● **SUPPLIED DATA**:
>> Start

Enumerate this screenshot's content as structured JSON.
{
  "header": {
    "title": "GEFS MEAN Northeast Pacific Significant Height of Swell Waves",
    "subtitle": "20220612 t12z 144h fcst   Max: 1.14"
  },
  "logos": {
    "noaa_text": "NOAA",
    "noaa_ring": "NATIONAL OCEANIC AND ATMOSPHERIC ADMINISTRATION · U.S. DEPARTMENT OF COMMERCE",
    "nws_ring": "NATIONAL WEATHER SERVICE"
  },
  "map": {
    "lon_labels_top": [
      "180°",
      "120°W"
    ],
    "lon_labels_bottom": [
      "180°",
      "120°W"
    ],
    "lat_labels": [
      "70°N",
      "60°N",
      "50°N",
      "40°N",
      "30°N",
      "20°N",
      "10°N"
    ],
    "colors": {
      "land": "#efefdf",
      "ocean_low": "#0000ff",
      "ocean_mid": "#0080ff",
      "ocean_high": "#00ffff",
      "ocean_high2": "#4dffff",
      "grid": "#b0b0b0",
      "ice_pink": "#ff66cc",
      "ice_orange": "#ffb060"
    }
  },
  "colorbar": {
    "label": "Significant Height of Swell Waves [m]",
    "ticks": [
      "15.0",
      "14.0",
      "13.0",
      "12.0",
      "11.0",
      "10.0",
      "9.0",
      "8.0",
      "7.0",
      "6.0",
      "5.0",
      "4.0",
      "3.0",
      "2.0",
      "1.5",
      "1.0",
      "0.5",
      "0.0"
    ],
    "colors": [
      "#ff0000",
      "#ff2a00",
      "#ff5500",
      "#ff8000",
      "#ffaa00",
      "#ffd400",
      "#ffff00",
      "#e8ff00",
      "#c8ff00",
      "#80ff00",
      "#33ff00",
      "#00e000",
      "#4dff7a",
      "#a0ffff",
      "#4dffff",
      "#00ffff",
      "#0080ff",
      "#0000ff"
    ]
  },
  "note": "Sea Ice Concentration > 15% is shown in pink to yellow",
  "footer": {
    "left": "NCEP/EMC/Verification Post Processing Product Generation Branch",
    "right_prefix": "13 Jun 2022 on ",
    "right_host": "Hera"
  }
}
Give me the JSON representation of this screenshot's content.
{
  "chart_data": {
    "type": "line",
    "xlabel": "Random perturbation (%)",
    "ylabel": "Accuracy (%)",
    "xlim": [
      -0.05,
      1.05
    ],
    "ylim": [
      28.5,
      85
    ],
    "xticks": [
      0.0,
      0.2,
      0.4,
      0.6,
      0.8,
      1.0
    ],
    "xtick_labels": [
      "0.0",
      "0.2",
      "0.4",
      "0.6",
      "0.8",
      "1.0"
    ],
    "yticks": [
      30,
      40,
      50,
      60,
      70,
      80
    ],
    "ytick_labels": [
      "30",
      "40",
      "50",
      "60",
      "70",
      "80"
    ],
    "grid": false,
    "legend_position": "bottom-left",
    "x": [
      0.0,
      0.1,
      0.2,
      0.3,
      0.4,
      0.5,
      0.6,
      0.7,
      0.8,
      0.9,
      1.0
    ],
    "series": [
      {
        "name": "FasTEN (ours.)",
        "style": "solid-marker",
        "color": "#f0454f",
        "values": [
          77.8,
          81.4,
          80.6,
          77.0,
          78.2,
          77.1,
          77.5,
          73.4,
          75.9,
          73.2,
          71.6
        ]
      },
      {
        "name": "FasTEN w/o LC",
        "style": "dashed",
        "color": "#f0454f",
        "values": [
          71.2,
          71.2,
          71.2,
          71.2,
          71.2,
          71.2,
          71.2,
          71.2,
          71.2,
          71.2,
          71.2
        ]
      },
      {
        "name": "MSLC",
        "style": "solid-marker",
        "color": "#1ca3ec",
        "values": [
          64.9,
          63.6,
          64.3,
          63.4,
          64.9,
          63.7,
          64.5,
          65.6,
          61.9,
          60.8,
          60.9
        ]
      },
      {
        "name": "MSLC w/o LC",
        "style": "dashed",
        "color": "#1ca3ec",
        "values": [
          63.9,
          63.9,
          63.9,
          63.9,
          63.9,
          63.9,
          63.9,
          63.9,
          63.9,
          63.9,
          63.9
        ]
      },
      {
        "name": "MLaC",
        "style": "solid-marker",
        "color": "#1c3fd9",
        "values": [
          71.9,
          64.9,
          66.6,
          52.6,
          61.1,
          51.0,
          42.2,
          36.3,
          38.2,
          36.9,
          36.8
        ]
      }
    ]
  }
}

>> End

● **STATED EXERCISE**:
From the listing above, reproduce all the lines exactly.

● **SOLUTION**:
Enumerate this screenshot's content as structured JSON.
{
  "header": {
    "title": "GEFS MEAN Northeast Pacific Significant Height of Swell Waves",
    "subtitle": "20220612 t12z 144h fcst   Max: 1.14"
  },
  "logos": {
    "noaa_text": "NOAA",
    "noaa_ring": "NATIONAL OCEANIC AND ATMOSPHERIC ADMINISTRATION · U.S. DEPARTMENT OF COMMERCE",
    "nws_ring": "NATIONAL WEATHER SERVICE"
  },
  "map": {
    "lon_labels_top": [
      "180°",
      "120°W"
    ],
    "lon_labels_bottom": [
      "180°",
      "120°W"
    ],
    "lat_labels": [
      "70°N",
      "60°N",
      "50°N",
      "40°N",
      "30°N",
      "20°N",
      "10°N"
    ],
    "colors": {
      "land": "#efefdf",
      "ocean_low": "#0000ff",
      "ocean_mid": "#0080ff",
      "ocean_high": "#00ffff",
      "ocean_high2": "#4dffff",
      "grid": "#b0b0b0",
      "ice_pink": "#ff66cc",
      "ice_orange": "#ffb060"
    }
  },
  "colorbar": {
    "label": "Significant Height of Swell Waves [m]",
    "ticks": [
      "15.0",
      "14.0",
      "13.0",
      "12.0",
      "11.0",
      "10.0",
      "9.0",
      "8.0",
      "7.0",
      "6.0",
      "5.0",
      "4.0",
      "3.0",
      "2.0",
      "1.5",
      "1.0",
      "0.5",
      "0.0"
    ],
    "colors": [
      "#ff0000",
      "#ff2a00",
      "#ff5500",
      "#ff8000",
      "#ffaa00",
      "#ffd400",
      "#ffff00",
      "#e8ff00",
      "#c8ff00",
      "#80ff00",
      "#33ff00",
      "#00e000",
      "#4dff7a",
      "#a0ffff",
      "#4dffff",
      "#00ffff",
      "#0080ff",
      "#0000ff"
    ]
  },
  "note": "Sea Ice Concentration > 15% is shown in pink to yellow",
  "footer": {
    "left": "NCEP/EMC/Verification Post Processing Product Generation Branch",
    "right_prefix": "13 Jun 2022 on ",
    "right_host": "Hera"
  }
}
Give me the JSON representation of this screenshot's content.
{
  "chart_data": {
    "type": "line",
    "xlabel": "Random perturbation (%)",
    "ylabel": "Accuracy (%)",
    "xlim": [
      -0.05,
      1.05
    ],
    "ylim": [
      28.5,
      85
    ],
    "xticks": [
      0.0,
      0.2,
      0.4,
      0.6,
      0.8,
      1.0
    ],
    "xtick_labels": [
      "0.0",
      "0.2",
      "0.4",
      "0.6",
      "0.8",
      "1.0"
    ],
    "yticks": [
      30,
      40,
      50,
      60,
      70,
      80
    ],
    "ytick_labels": [
      "30",
      "40",
      "50",
      "60",
      "70",
      "80"
    ],
    "grid": false,
    "legend_position": "bottom-left",
    "x": [
      0.0,
      0.1,
      0.2,
      0.3,
      0.4,
      0.5,
      0.6,
      0.7,
      0.8,
      0.9,
      1.0
    ],
    "series": [
      {
        "name": "FasTEN (ours.)",
        "style": "solid-marker",
        "color": "#f0454f",
        "values": [
          77.8,
          81.4,
          80.6,
          77.0,
          78.2,
          77.1,
          77.5,
          73.4,
          75.9,
          73.2,
          71.6
        ]
      },
      {
        "name": "FasTEN w/o LC",
        "style": "dashed",
        "color": "#f0454f",
        "values": [
          71.2,
          71.2,
          71.2,
          71.2,
          71.2,
          71.2,
          71.2,
          71.2,
          71.2,
          71.2,
          71.2
        ]
      },
      {
        "name": "MSLC",
        "style": "solid-marker",
        "color": "#1ca3ec",
        "values": [
          64.9,
          63.6,
          64.3,
          63.4,
          64.9,
          63.7,
          64.5,
          65.6,
          61.9,
          60.8,
          60.9
        ]
      },
      {
        "name": "MSLC w/o LC",
        "style": "dashed",
        "color": "#1ca3ec",
        "values": [
          63.9,
          63.9,
          63.9,
          63.9,
          63.9,
          63.9,
          63.9,
          63.9,
          63.9,
          63.9,
          63.9
        ]
      },
      {
        "name": "MLaC",
        "style": "solid-marker",
        "color": "#1c3fd9",
        "values": [
          71.9,
          64.9,
          66.6,
          52.6,
          61.1,
          51.0,
          42.2,
          36.3,
          38.2,
          36.9,
          36.8
        ]
      }
    ]
  }
}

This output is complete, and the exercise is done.